DATA TO PROCESS:
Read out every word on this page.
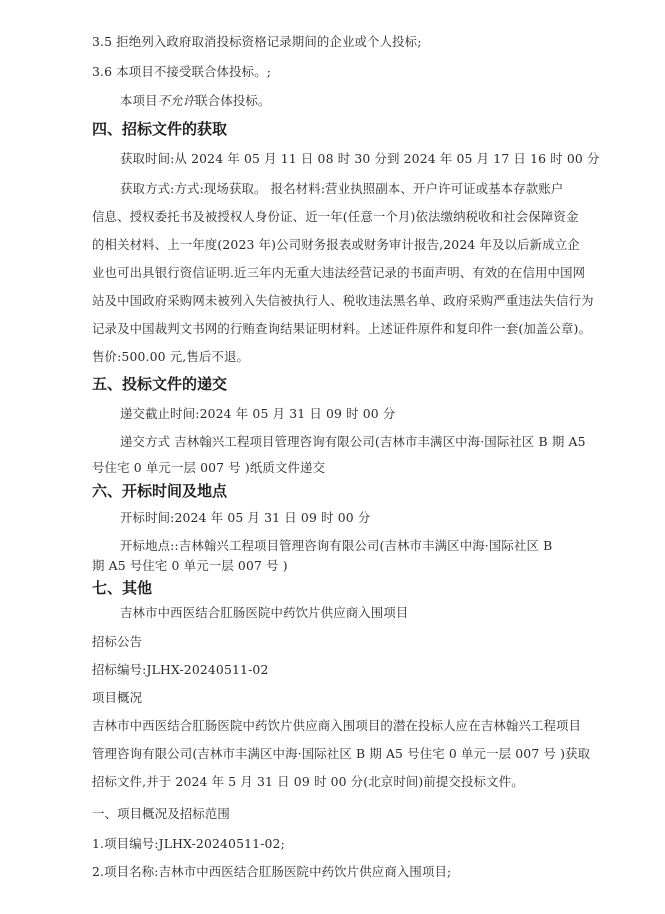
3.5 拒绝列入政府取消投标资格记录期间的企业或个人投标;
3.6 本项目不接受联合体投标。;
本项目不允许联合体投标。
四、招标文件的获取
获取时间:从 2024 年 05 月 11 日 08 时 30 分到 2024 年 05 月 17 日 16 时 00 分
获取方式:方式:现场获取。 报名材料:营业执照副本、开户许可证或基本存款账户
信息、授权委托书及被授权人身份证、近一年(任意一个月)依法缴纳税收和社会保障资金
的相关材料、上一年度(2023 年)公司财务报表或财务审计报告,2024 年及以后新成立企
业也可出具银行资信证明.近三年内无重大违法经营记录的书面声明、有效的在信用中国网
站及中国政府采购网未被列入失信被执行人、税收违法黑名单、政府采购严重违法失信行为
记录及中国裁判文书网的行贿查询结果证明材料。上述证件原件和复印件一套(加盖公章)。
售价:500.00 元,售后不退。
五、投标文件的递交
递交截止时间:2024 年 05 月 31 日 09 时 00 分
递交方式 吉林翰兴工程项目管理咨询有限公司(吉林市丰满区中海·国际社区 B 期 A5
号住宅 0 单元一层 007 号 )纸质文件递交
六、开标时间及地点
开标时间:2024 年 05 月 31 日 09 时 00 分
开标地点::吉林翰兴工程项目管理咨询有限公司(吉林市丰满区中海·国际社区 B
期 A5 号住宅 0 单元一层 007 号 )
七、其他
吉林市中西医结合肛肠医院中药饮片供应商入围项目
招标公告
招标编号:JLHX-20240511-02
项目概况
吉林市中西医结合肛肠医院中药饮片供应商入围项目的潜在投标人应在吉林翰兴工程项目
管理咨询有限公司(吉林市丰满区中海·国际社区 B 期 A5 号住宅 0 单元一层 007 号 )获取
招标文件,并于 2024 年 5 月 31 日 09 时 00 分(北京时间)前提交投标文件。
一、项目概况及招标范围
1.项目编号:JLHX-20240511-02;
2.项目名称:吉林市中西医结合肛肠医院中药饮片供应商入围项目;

TASK DESCRIPTION:
Take the listing above and restate it word for word, without its pictures.

CORRECT RESPONSE:
Read out every word on this page.
3.5 拒绝列入政府取消投标资格记录期间的企业或个人投标;
3.6 本项目不接受联合体投标。;
本项目不允许联合体投标。
四、招标文件的获取
获取时间:从 2024 年 05 月 11 日 08 时 30 分到 2024 年 05 月 17 日 16 时 00 分
获取方式:方式:现场获取。 报名材料:营业执照副本、开户许可证或基本存款账户
信息、授权委托书及被授权人身份证、近一年(任意一个月)依法缴纳税收和社会保障资金
的相关材料、上一年度(2023 年)公司财务报表或财务审计报告,2024 年及以后新成立企
业也可出具银行资信证明.近三年内无重大违法经营记录的书面声明、有效的在信用中国网
站及中国政府采购网未被列入失信被执行人、税收违法黑名单、政府采购严重违法失信行为
记录及中国裁判文书网的行贿查询结果证明材料。上述证件原件和复印件一套(加盖公章)。
售价:500.00 元,售后不退。
五、投标文件的递交
递交截止时间:2024 年 05 月 31 日 09 时 00 分
递交方式 吉林翰兴工程项目管理咨询有限公司(吉林市丰满区中海·国际社区 B 期 A5
号住宅 0 单元一层 007 号 )纸质文件递交
六、开标时间及地点
开标时间:2024 年 05 月 31 日 09 时 00 分
开标地点::吉林翰兴工程项目管理咨询有限公司(吉林市丰满区中海·国际社区 B
期 A5 号住宅 0 单元一层 007 号 )
七、其他
吉林市中西医结合肛肠医院中药饮片供应商入围项目
招标公告
招标编号:JLHX-20240511-02
项目概况
吉林市中西医结合肛肠医院中药饮片供应商入围项目的潜在投标人应在吉林翰兴工程项目
管理咨询有限公司(吉林市丰满区中海·国际社区 B 期 A5 号住宅 0 单元一层 007 号 )获取
招标文件,并于 2024 年 5 月 31 日 09 时 00 分(北京时间)前提交投标文件。
一、项目概况及招标范围
1.项目编号:JLHX-20240511-02;
2.项目名称:吉林市中西医结合肛肠医院中药饮片供应商入围项目;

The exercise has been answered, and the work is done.